### Work instructions
Pull out every line with the word "color".

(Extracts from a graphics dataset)
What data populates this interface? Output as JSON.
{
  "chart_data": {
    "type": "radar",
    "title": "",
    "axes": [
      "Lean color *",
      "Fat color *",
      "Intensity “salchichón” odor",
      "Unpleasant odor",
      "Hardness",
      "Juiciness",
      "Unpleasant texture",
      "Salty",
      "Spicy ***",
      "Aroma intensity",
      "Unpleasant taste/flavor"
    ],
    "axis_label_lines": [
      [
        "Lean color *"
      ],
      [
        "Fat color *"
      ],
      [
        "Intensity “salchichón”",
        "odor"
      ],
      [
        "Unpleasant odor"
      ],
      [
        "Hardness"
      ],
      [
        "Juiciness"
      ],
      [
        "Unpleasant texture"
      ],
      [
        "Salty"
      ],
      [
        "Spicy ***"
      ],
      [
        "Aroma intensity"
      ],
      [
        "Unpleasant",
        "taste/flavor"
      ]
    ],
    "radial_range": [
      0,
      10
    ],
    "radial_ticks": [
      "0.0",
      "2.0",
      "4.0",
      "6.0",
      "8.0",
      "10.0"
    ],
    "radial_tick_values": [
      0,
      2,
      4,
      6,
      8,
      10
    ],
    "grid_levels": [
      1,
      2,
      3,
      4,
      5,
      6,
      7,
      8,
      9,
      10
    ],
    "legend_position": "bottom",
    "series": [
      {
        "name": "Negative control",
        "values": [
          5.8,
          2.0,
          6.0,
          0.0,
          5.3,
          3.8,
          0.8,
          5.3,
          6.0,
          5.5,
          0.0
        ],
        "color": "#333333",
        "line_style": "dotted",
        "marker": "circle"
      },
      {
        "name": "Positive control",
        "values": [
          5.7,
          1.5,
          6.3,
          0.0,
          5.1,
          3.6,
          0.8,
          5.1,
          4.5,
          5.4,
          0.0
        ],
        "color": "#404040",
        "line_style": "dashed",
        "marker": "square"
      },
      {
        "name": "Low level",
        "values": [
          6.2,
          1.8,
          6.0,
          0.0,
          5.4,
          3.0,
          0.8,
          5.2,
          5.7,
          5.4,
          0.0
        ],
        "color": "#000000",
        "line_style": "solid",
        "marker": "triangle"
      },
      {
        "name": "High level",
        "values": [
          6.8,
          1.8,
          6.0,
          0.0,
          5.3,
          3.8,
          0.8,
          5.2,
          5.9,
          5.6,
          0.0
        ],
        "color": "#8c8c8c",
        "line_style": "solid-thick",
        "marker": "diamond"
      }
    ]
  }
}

### Solution to the exercise
      "Lean color *",
      "Fat color *",
        "Lean color *"
        "Fat color *"
        "color": "#333333",
        "color": "#404040",
        "color": "#000000",
        "color": "#8c8c8c",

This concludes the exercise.